Instructions to follow:
Copy the data precisely, keeping every character.
— start of Data for this task —
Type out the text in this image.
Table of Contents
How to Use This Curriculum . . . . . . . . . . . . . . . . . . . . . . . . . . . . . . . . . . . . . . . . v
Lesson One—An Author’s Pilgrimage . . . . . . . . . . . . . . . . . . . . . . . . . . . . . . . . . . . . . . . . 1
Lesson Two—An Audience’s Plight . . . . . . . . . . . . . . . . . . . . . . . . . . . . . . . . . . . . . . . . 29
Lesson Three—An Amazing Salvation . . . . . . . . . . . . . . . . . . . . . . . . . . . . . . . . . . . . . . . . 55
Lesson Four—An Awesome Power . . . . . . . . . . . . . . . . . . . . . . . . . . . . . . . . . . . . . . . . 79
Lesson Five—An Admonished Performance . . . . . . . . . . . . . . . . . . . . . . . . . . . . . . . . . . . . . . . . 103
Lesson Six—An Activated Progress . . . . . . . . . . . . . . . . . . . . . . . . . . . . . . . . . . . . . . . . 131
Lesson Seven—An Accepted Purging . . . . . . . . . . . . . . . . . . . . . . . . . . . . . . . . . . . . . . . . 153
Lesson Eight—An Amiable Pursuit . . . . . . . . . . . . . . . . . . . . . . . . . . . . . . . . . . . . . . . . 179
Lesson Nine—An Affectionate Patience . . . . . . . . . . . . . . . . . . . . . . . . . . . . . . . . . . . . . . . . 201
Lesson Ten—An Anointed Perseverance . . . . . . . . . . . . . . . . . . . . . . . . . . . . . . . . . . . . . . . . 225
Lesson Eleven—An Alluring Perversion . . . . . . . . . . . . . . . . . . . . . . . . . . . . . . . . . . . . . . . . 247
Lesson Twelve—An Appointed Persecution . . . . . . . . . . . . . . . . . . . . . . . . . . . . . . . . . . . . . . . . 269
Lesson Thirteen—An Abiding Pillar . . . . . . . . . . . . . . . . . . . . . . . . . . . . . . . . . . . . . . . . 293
— end of Data for this task —
The completed task:
Type out the text in this image.
Table of Contents
How to Use This Curriculum . . . . . . . . . . . . . . . . . . . . . . . . . . . . . . . . . . . . . . . . v
Lesson One—An Author’s Pilgrimage . . . . . . . . . . . . . . . . . . . . . . . . . . . . . . . . . . . . . . . . 1
Lesson Two—An Audience’s Plight . . . . . . . . . . . . . . . . . . . . . . . . . . . . . . . . . . . . . . . . 29
Lesson Three—An Amazing Salvation . . . . . . . . . . . . . . . . . . . . . . . . . . . . . . . . . . . . . . . . 55
Lesson Four—An Awesome Power . . . . . . . . . . . . . . . . . . . . . . . . . . . . . . . . . . . . . . . . 79
Lesson Five—An Admonished Performance . . . . . . . . . . . . . . . . . . . . . . . . . . . . . . . . . . . . . . . . 103
Lesson Six—An Activated Progress . . . . . . . . . . . . . . . . . . . . . . . . . . . . . . . . . . . . . . . . 131
Lesson Seven—An Accepted Purging . . . . . . . . . . . . . . . . . . . . . . . . . . . . . . . . . . . . . . . . 153
Lesson Eight—An Amiable Pursuit . . . . . . . . . . . . . . . . . . . . . . . . . . . . . . . . . . . . . . . . 179
Lesson Nine—An Affectionate Patience . . . . . . . . . . . . . . . . . . . . . . . . . . . . . . . . . . . . . . . . 201
Lesson Ten—An Anointed Perseverance . . . . . . . . . . . . . . . . . . . . . . . . . . . . . . . . . . . . . . . . 225
Lesson Eleven—An Alluring Perversion . . . . . . . . . . . . . . . . . . . . . . . . . . . . . . . . . . . . . . . . 247
Lesson Twelve—An Appointed Persecution . . . . . . . . . . . . . . . . . . . . . . . . . . . . . . . . . . . . . . . . 269
Lesson Thirteen—An Abiding Pillar . . . . . . . . . . . . . . . . . . . . . . . . . . . . . . . . . . . . . . . . 293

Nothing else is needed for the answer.